Scan the data below. Pull out each line where "указанного" occurs.

[Records from a collection]

/---

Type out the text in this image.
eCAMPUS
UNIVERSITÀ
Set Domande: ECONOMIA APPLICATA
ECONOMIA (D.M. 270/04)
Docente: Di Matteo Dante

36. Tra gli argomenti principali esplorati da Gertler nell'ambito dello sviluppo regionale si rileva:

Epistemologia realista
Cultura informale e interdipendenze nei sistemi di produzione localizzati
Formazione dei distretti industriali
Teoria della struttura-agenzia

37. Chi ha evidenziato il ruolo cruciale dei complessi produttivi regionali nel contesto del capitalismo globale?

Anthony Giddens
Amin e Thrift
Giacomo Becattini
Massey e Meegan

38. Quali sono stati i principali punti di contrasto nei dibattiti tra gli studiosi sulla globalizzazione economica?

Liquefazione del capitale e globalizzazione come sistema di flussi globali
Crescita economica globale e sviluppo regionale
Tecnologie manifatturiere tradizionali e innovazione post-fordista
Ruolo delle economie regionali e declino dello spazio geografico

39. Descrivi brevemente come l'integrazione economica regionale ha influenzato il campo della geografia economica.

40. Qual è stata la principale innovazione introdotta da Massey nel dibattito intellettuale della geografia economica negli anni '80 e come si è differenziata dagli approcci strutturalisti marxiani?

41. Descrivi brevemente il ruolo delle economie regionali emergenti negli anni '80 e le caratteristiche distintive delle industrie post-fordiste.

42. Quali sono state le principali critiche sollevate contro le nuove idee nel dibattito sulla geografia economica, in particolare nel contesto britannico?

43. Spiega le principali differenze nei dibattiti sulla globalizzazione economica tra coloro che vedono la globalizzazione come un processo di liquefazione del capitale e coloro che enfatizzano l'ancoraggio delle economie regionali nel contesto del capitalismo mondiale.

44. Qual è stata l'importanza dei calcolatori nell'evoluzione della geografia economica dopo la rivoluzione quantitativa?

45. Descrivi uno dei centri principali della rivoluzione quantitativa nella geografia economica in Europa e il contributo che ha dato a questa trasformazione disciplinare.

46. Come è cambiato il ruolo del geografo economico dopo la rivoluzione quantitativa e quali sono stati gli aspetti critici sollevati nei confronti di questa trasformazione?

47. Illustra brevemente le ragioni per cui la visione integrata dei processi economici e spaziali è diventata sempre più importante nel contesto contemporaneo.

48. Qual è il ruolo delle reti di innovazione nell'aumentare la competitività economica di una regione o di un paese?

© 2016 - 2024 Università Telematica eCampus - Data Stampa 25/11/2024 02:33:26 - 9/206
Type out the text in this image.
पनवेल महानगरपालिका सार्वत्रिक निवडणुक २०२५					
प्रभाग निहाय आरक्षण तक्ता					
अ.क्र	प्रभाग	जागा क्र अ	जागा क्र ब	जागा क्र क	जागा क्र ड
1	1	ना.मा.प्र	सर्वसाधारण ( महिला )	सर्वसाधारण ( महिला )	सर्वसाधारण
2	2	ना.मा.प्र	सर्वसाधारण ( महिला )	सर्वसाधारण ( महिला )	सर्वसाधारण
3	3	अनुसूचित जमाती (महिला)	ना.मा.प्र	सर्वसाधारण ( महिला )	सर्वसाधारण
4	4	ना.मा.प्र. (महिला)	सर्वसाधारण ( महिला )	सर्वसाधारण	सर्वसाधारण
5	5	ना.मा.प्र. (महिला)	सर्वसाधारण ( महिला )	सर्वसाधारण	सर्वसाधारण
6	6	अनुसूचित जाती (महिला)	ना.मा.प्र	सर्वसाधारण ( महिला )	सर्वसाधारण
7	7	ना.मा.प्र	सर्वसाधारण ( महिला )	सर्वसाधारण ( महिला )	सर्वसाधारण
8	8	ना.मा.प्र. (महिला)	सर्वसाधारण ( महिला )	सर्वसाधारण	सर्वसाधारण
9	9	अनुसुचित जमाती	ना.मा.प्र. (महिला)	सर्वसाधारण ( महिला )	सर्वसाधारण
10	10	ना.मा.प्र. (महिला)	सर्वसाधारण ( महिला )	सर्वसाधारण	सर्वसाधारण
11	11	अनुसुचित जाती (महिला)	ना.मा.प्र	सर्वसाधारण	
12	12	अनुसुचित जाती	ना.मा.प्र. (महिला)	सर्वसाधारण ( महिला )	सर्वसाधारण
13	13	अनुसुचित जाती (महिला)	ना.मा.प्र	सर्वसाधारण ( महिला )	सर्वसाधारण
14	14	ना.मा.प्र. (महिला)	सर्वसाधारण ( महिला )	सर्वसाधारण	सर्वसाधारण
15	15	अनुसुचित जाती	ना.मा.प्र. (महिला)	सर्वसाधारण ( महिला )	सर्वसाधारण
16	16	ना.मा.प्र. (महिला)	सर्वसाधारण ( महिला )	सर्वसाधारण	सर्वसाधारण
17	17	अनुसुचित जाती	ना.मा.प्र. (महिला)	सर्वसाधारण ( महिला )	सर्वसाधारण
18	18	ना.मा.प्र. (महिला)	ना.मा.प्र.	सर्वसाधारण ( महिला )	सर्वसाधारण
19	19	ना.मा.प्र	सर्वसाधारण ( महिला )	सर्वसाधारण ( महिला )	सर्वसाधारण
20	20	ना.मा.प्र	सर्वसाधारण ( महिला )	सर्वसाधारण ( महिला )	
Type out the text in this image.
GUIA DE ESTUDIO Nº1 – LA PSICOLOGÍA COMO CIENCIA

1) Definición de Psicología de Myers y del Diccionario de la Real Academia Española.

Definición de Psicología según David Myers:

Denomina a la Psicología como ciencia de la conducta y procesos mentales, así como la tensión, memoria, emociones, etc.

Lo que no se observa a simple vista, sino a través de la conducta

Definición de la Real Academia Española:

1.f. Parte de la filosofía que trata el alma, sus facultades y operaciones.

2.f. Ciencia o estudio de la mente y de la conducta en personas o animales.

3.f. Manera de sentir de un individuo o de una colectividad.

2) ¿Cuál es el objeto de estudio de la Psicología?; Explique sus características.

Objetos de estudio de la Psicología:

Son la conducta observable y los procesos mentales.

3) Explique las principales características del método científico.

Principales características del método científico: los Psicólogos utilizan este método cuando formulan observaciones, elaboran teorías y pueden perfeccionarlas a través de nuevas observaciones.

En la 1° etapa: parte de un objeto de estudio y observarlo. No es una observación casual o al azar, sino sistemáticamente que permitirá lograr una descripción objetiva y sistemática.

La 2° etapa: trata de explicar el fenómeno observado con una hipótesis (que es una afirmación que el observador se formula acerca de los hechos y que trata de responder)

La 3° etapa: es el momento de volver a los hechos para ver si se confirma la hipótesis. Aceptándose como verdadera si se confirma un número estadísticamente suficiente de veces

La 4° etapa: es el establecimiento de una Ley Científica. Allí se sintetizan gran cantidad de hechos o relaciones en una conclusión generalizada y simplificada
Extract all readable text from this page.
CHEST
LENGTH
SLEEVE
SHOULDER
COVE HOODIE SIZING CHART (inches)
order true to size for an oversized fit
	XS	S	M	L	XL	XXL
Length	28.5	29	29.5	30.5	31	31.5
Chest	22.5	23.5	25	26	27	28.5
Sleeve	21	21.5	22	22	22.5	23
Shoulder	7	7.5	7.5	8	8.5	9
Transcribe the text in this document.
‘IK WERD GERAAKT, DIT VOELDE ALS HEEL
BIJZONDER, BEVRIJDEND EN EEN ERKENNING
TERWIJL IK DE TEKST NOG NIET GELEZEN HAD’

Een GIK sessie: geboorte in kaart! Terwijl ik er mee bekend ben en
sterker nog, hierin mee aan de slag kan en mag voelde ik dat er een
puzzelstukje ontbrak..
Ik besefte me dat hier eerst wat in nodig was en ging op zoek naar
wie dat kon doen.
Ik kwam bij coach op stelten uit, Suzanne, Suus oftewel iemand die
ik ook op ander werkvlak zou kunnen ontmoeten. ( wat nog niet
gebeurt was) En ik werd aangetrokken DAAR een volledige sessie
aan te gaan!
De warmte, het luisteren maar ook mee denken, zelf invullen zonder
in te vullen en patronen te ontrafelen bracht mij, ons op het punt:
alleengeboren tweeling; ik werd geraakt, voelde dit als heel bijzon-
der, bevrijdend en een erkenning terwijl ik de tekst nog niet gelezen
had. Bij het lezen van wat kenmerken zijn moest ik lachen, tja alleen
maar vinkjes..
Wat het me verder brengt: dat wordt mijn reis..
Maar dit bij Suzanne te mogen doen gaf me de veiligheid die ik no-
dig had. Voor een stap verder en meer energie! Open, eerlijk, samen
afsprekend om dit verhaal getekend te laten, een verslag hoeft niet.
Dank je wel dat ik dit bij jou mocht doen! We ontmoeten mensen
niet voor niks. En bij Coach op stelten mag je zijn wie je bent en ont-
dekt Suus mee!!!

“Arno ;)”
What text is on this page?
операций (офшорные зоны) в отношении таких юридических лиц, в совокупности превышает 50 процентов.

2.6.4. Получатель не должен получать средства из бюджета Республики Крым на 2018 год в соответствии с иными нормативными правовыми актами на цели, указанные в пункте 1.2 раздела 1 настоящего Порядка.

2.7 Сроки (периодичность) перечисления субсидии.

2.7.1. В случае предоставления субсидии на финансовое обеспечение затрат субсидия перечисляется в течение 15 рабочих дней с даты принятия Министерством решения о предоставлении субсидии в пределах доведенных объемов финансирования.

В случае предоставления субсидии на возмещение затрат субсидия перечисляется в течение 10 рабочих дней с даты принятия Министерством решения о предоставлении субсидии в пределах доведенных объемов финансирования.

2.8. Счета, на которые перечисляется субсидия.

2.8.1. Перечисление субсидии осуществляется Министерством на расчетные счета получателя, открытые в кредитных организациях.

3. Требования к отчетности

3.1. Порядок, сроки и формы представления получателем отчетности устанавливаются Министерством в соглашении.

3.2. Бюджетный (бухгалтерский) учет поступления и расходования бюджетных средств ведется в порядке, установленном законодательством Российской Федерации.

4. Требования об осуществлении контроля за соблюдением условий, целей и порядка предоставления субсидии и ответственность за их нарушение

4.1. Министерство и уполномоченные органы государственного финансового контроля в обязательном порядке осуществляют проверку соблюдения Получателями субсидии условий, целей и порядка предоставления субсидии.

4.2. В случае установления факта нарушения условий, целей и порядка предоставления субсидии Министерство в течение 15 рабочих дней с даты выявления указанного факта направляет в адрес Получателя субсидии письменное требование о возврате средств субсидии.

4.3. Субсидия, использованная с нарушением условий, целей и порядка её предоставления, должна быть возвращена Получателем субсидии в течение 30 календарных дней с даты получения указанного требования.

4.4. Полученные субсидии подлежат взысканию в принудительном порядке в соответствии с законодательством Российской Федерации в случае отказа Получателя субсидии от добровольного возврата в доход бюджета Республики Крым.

\---

Reply to the task.
4.2. В случае установления факта нарушения условий, целей и порядка предоставления субсидии Министерство в течение 15 рабочих дней с даты выявления указанного факта направляет в адрес Получателя субсидии письменное требование о возврате средств субсидии.
4.3. Субсидия, использованная с нарушением условий, целей и порядка её предоставления, должна быть возвращена Получателем субсидии в течение 30 календарных дней с даты получения указанного требования.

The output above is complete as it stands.